Document text below:

I was born in Auckland, New Zealand, and lived next door to Titirangi Golf Course, which makes me a bonda fide ‘Westie’. Our house had the (then) standard kiwi quarter-acre section, and my brother and sisters and I treated the golf course like an extension of our back garden. My first attempt at writing was a romance about Elton John and a kiwi girl after I saw Elton at Western Springs during the Yellow Brick Road tour when I was thirteen. Hearing ‘Funeral For A Friend’ and ‘Love Lies Bleeding’ still gives me goosebumps.
My big OE (‘Overseas Experience’ for non-Downunder folk) beckoned when I was seventeen. I’ve since realized how brave my parents were to let me go. In England, on a blind date arranged by my cousin, I met my future husband, Les. It was a double date; I didn’t know his friend or the other girl. One of the rubber soles came off my wooden high heels which meant I sounded like I had a wooden leg. I decided to limp instead, it was better than going clunk! click! clunk! click! We went to a nightclub in Leicester Square. On our second date, we went to the greyhound racing in Romford with Les’ brother-in-law and twelve-year-old nephew. Yes, I know, dead romantic … but he was tall, cute and made me laugh. My husband tells people that my parents paid for a one-way flight for me, but that’s a scurrilous lie — they left money with relatives in the UK for my return. I just didn’t know about it. Or who had the money. In between travelling and scungy jobs, I did my nurse training, and Les went into the London Fire Brigade and started reading a lot. He didn’t have a lot of choice about the reading, because I always had my nose stuck in a book.

End of Document text.
Given data below:

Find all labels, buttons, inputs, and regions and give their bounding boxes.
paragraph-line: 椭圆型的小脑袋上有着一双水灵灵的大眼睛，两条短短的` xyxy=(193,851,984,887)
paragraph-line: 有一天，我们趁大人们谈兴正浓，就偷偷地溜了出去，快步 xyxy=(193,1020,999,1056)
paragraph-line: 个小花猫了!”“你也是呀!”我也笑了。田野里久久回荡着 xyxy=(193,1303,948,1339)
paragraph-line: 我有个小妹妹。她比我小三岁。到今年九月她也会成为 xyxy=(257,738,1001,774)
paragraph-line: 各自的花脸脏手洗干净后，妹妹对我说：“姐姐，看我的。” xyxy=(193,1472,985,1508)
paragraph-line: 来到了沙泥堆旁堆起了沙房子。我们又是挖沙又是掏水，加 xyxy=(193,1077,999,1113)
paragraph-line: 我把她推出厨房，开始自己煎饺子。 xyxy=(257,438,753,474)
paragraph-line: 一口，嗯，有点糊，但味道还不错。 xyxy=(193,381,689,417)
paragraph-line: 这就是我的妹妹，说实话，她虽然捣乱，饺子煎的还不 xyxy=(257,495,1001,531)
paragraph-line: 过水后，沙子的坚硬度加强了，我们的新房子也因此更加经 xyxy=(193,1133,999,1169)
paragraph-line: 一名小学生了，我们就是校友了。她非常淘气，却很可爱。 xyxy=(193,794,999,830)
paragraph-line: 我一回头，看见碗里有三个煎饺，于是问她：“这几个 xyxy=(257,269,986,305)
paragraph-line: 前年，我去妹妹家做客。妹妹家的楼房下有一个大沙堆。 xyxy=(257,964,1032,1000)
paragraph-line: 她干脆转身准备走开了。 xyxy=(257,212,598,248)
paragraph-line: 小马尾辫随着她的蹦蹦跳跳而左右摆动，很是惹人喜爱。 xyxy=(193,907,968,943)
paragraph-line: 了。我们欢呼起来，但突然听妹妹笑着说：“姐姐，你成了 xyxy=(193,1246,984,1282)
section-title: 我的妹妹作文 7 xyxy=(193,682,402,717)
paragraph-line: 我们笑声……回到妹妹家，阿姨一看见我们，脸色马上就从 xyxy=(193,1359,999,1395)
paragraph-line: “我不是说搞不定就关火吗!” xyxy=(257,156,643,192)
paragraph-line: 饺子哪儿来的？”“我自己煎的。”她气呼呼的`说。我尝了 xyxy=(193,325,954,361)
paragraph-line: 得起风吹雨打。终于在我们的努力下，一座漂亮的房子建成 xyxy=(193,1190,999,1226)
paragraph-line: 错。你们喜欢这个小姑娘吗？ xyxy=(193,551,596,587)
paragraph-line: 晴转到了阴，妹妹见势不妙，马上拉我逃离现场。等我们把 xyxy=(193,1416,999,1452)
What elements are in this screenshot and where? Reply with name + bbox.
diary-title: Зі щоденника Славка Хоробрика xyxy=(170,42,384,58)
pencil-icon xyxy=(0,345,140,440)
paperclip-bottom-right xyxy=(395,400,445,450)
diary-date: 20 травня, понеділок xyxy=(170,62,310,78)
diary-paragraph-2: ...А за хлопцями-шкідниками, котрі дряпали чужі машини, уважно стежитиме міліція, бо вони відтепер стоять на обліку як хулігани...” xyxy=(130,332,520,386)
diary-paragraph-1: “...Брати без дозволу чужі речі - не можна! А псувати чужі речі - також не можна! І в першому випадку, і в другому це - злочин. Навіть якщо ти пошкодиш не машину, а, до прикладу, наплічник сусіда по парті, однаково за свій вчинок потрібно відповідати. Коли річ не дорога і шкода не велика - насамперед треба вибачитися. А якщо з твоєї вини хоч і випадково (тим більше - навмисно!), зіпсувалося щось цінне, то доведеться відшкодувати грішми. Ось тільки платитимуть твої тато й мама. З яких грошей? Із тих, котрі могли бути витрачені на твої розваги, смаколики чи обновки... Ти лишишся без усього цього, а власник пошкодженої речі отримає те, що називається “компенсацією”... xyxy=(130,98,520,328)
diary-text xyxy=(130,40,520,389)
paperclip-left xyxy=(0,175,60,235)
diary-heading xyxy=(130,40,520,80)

End of Given data.

Extend the memoir about growing up in Auckland and moving to England, picking up right after its final sentence. None of the material is needed here.

198444444!!!! No, actually it was1989 when I packed my bags and my Pom and returned to New Zealand. He did want to move Downunder; I didn’t kidnap him and force him onto the plane or anything. Our son and daughter were born, and while they were small I worked in the Emergency Department at the local hospital and, in between shifts, chicken pox and kindergarten, I began writing again while Les completed an MBA at Massey University and ran a business. It was a career change for him into the construction industry that prompted our move to the Waikato in 2003, and we’ve lived in the beautiful town of Cambridge ever since, along with a couple of horses, some cows, a mad cat and a deaf, bandy-legged black labrador. I began doing project management for community youth health projects in 2004.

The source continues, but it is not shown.